## BEGIN DATA IN THIS EXERCISE

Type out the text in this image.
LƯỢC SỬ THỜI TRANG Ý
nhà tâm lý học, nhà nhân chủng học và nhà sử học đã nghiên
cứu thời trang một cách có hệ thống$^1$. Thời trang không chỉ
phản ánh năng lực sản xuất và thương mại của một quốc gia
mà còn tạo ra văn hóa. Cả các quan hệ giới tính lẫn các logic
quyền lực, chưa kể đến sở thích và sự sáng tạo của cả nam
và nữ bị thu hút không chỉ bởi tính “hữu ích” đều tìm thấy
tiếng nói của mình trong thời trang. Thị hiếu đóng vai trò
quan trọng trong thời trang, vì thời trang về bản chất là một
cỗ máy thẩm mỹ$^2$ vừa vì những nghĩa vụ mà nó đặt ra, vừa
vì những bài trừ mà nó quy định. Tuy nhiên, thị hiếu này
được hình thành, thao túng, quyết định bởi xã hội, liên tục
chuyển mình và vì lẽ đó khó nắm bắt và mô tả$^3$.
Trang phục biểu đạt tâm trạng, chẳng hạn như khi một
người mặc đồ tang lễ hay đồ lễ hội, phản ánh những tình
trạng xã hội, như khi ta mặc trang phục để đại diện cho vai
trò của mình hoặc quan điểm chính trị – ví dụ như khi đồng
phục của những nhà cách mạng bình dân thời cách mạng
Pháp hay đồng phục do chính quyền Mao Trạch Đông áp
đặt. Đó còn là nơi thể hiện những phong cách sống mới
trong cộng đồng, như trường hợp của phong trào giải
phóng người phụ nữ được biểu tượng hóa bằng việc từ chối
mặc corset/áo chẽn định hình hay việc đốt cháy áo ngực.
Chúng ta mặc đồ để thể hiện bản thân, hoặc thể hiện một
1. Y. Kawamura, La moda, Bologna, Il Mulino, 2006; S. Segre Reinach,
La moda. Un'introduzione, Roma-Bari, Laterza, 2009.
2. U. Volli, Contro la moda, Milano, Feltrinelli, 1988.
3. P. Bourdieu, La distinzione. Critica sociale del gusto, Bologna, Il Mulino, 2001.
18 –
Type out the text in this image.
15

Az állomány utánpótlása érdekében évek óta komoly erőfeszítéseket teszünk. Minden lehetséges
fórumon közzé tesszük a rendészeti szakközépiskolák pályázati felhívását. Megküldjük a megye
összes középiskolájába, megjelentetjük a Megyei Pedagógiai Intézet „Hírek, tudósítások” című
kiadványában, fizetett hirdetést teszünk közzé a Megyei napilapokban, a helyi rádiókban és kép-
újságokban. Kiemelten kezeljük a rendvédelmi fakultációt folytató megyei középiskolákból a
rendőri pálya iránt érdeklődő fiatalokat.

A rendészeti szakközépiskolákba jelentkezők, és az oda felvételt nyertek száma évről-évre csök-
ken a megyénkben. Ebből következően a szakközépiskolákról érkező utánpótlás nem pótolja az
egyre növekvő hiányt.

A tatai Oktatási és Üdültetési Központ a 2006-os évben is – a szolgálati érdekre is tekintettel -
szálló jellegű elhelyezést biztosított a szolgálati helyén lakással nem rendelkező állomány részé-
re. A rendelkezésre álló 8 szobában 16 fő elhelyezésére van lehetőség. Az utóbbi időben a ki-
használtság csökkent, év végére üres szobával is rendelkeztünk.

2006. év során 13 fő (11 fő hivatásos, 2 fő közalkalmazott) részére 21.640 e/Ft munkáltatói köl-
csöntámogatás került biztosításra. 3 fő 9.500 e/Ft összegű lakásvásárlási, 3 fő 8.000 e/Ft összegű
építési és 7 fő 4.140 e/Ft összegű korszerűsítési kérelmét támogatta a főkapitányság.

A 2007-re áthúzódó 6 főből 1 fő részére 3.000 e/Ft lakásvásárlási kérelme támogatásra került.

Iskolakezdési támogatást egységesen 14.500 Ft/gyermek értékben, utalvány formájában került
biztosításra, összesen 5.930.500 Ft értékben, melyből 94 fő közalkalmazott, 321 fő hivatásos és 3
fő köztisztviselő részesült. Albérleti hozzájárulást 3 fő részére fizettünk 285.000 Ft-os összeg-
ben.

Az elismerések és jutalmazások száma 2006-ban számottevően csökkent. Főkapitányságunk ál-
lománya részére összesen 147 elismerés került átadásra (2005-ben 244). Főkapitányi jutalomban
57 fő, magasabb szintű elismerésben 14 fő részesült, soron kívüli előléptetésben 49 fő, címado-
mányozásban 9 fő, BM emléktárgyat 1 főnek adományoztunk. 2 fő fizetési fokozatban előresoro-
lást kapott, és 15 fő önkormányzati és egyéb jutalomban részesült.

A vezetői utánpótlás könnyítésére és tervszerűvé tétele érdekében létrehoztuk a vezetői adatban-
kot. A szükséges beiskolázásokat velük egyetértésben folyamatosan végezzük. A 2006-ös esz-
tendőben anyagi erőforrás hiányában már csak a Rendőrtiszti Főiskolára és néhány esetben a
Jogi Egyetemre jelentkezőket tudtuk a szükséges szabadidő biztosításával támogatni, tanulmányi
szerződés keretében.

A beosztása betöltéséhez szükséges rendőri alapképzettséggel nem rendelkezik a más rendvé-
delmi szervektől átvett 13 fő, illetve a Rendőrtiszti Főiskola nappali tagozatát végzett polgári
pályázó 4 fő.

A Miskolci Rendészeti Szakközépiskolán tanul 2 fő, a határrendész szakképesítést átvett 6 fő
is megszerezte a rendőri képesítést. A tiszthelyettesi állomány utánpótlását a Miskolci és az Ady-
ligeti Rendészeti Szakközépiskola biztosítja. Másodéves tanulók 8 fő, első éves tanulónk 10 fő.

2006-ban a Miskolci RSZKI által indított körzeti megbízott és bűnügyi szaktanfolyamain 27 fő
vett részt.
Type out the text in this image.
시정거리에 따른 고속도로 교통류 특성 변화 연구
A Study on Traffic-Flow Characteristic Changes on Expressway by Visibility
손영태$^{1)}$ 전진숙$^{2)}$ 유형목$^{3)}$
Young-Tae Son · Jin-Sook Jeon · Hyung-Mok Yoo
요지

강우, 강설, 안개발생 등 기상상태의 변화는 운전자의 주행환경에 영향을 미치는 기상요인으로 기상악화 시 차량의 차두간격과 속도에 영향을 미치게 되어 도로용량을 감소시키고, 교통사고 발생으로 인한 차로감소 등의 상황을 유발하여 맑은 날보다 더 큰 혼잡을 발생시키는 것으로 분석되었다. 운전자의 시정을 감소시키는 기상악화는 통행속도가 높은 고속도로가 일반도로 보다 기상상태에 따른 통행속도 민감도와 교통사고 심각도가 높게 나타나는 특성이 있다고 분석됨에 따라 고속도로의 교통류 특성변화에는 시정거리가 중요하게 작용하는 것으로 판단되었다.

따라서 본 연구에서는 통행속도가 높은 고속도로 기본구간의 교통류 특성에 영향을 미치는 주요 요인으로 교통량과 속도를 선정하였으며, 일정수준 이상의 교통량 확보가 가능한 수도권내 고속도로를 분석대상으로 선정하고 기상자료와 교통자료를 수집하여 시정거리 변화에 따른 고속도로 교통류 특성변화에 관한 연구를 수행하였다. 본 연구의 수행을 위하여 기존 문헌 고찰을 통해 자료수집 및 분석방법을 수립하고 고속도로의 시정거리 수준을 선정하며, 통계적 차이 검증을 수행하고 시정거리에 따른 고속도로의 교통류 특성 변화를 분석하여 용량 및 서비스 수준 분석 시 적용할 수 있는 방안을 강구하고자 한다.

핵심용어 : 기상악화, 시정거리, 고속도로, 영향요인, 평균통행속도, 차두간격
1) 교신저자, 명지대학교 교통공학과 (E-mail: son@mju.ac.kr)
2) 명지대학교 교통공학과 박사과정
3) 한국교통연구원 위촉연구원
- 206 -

## END DATA IN THIS EXERCISE

TASK TO COMPLETE:
Copy each line of the preceding data that contains the string "đồng".

OUTPUT:
trò của mình hoặc quan điểm chính trị – ví dụ như khi đồng
Pháp hay đồng phục do chính quyền Mao Trạch Đông áp
trong cộng đồng, như trường hợp của phong trào giải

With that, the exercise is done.